» Goal of the exercise
Using the data below, gather each line that includes the word "output".

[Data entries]
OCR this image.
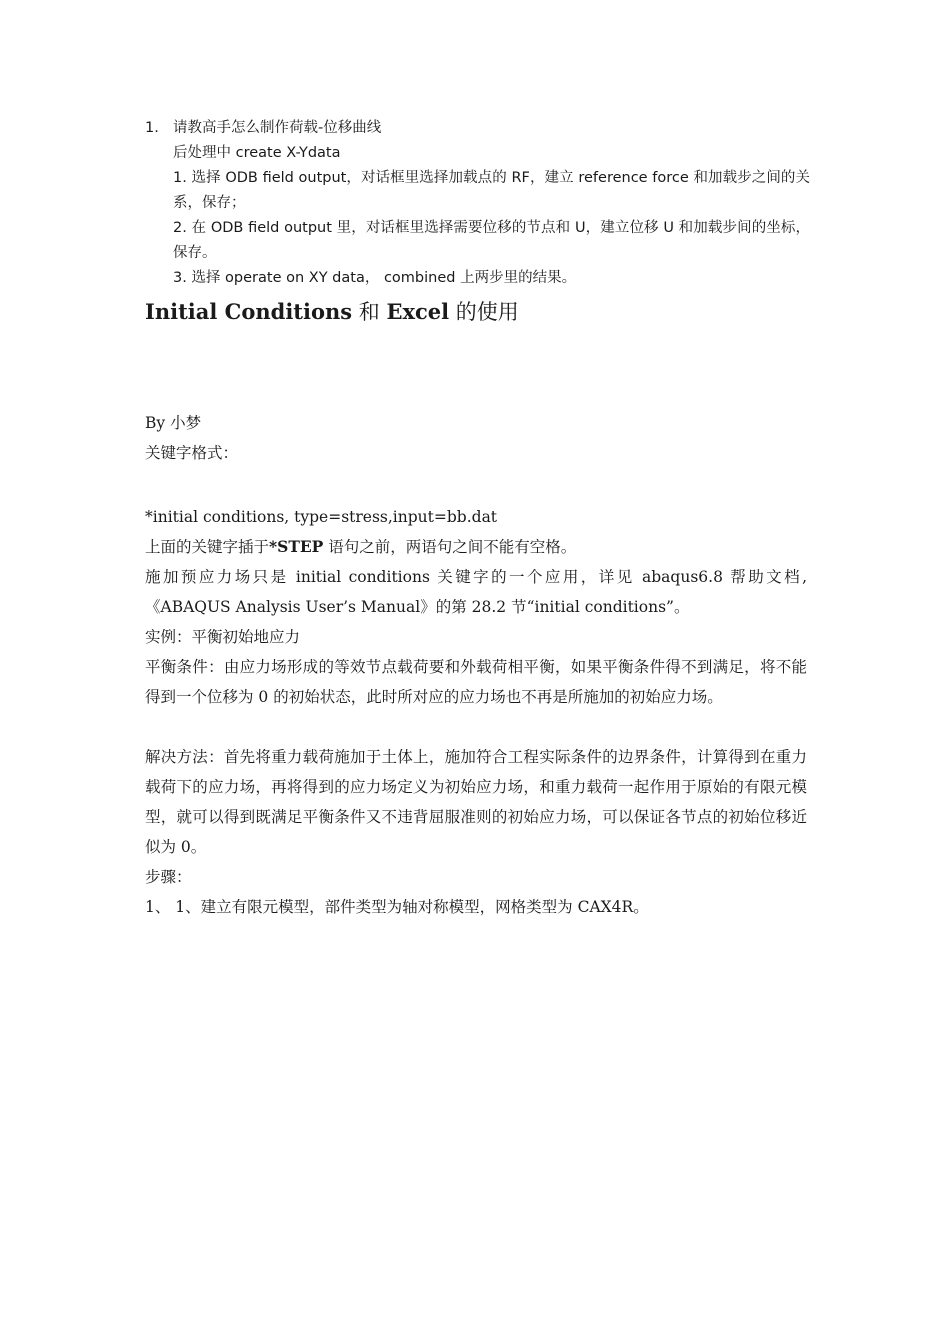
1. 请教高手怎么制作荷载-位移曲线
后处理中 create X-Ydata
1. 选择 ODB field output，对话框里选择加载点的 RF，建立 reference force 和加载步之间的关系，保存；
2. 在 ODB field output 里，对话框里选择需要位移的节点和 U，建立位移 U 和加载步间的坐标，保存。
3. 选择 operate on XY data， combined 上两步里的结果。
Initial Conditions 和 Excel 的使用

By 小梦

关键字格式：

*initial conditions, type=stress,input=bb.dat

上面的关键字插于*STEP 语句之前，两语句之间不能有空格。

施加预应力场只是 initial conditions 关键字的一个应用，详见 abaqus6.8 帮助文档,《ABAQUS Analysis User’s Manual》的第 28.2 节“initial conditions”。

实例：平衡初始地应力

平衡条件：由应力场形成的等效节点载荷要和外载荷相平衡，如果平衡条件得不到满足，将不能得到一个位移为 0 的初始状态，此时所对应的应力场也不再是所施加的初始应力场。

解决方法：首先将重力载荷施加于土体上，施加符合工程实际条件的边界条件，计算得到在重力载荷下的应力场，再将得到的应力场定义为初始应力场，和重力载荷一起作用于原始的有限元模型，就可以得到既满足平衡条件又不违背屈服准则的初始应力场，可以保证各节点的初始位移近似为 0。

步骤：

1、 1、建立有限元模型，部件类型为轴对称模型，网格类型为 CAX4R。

» Task solution
1. 选择 ODB field output，对话框里选择加载点的 RF，建立 reference force 和加载步之间的关系，保存；
2. 在 ODB field output 里，对话框里选择需要位移的节点和 U，建立位移 U 和加载步间的坐标，保存。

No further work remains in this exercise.